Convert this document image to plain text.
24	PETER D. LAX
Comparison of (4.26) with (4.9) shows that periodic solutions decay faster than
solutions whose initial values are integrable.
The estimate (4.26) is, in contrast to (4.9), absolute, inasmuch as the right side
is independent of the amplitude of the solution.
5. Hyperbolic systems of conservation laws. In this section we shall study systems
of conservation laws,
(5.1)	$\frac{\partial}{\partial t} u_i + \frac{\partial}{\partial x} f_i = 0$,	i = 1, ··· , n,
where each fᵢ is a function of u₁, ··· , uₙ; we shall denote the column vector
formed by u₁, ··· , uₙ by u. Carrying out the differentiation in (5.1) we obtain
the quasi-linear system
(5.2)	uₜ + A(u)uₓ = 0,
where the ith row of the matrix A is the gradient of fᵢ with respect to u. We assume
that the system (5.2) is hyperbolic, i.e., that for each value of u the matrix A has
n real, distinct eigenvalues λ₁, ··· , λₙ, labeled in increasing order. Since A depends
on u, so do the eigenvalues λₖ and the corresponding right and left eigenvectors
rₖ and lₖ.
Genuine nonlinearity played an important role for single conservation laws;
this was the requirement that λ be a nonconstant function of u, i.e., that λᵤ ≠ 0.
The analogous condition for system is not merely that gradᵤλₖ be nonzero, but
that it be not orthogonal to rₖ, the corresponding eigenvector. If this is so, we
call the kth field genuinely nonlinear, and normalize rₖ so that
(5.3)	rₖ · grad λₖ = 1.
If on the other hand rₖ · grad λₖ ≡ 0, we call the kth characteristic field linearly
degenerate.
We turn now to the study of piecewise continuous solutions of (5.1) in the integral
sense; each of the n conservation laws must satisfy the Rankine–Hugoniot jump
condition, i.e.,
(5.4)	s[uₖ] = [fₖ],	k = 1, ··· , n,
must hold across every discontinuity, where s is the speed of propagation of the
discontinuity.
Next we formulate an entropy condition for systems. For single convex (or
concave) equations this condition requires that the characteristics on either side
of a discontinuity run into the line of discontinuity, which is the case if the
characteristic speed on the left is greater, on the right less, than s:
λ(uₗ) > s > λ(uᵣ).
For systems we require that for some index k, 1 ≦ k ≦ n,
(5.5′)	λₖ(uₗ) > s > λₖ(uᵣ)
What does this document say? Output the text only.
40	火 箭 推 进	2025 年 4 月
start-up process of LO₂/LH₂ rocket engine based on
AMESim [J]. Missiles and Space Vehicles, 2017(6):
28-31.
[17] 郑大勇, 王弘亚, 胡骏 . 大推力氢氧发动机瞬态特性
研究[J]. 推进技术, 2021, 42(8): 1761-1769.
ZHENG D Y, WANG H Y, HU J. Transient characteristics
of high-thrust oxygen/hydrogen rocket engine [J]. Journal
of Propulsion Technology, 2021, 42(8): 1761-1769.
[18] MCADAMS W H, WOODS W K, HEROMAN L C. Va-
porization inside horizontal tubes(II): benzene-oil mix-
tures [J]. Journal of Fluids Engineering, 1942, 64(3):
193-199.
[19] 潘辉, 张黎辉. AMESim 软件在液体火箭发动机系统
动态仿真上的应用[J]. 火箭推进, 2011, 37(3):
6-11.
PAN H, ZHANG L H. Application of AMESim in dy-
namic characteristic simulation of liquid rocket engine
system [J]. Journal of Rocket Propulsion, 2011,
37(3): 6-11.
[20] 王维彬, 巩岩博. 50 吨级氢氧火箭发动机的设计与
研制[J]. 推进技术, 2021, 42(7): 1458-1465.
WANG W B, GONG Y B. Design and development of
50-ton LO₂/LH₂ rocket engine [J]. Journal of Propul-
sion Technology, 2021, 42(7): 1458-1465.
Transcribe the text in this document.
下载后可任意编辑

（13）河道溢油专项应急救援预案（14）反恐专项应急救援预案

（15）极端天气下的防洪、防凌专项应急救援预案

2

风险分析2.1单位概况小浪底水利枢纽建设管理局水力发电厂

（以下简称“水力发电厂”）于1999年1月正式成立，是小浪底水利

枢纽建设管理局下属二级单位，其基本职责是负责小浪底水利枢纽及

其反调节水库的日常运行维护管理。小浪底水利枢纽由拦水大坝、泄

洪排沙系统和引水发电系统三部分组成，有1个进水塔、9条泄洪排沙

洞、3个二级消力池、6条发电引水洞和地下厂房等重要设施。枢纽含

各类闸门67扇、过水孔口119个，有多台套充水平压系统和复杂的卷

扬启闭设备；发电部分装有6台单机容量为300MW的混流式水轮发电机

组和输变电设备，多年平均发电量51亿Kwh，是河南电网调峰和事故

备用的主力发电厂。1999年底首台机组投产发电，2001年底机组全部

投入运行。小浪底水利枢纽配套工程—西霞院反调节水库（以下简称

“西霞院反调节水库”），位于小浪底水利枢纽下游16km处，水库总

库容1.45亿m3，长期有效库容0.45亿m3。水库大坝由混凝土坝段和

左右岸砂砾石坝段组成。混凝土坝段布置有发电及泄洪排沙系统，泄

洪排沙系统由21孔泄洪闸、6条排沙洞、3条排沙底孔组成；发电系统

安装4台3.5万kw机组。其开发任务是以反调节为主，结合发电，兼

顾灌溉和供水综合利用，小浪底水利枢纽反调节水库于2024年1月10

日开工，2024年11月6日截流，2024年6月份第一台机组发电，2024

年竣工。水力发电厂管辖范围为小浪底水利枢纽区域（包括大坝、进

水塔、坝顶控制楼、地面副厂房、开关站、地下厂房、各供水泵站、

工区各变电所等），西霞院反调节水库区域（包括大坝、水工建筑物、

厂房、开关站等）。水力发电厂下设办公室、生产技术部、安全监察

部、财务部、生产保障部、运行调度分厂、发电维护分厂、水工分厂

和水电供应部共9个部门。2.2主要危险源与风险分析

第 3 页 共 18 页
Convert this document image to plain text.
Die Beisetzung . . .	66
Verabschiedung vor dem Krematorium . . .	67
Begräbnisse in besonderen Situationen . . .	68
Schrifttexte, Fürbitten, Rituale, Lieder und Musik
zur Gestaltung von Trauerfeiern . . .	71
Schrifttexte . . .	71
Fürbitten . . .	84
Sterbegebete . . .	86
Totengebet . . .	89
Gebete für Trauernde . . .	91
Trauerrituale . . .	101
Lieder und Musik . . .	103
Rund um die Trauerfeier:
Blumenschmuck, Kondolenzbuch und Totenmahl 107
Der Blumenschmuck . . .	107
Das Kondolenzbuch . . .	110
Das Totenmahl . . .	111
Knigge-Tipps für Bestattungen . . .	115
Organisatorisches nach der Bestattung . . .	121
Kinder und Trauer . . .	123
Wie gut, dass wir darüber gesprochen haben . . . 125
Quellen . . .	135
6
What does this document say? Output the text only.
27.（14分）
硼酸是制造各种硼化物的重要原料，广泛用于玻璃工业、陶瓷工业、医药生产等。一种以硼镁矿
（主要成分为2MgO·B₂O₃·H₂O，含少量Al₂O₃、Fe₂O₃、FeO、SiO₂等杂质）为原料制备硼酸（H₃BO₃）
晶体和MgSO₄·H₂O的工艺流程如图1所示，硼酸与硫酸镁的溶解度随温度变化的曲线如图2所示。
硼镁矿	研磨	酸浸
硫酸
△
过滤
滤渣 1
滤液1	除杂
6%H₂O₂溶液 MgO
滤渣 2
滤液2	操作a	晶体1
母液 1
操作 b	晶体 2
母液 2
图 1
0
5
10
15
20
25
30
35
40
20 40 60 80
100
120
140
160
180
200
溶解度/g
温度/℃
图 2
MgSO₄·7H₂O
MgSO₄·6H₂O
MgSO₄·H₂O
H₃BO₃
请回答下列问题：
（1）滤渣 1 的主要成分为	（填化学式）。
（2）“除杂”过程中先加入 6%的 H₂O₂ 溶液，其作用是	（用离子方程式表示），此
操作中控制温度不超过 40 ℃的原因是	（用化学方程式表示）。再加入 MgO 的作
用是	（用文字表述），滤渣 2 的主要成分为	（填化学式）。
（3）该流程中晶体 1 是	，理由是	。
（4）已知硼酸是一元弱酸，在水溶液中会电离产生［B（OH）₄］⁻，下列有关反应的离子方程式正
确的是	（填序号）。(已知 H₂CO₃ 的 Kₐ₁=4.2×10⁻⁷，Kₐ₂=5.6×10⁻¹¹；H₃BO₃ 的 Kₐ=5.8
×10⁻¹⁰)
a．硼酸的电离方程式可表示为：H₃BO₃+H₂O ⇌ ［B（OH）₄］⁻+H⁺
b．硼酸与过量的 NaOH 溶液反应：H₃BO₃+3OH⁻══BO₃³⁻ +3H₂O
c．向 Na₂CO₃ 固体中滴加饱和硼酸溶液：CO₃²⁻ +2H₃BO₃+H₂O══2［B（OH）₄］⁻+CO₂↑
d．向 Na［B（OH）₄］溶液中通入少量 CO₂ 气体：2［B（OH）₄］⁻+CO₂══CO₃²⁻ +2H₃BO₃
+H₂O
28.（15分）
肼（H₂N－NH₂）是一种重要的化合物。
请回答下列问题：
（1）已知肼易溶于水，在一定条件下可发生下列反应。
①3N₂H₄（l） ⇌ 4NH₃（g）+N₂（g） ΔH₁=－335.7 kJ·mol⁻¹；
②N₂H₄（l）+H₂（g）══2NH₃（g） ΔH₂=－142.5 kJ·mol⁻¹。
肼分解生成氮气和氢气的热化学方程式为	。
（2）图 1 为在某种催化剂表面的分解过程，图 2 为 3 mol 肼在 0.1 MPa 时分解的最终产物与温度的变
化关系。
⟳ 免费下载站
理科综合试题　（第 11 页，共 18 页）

◆ ◆ ◆

### WRITTEN EXERCISE
Copy every line of the records above that holds the word "推进技术".

### RESPONSE TO THE TASK
研究[J]. 推进技术, 2021, 42(8): 1761-1769.
研制[J]. 推进技术, 2021, 42(7): 1458-1465.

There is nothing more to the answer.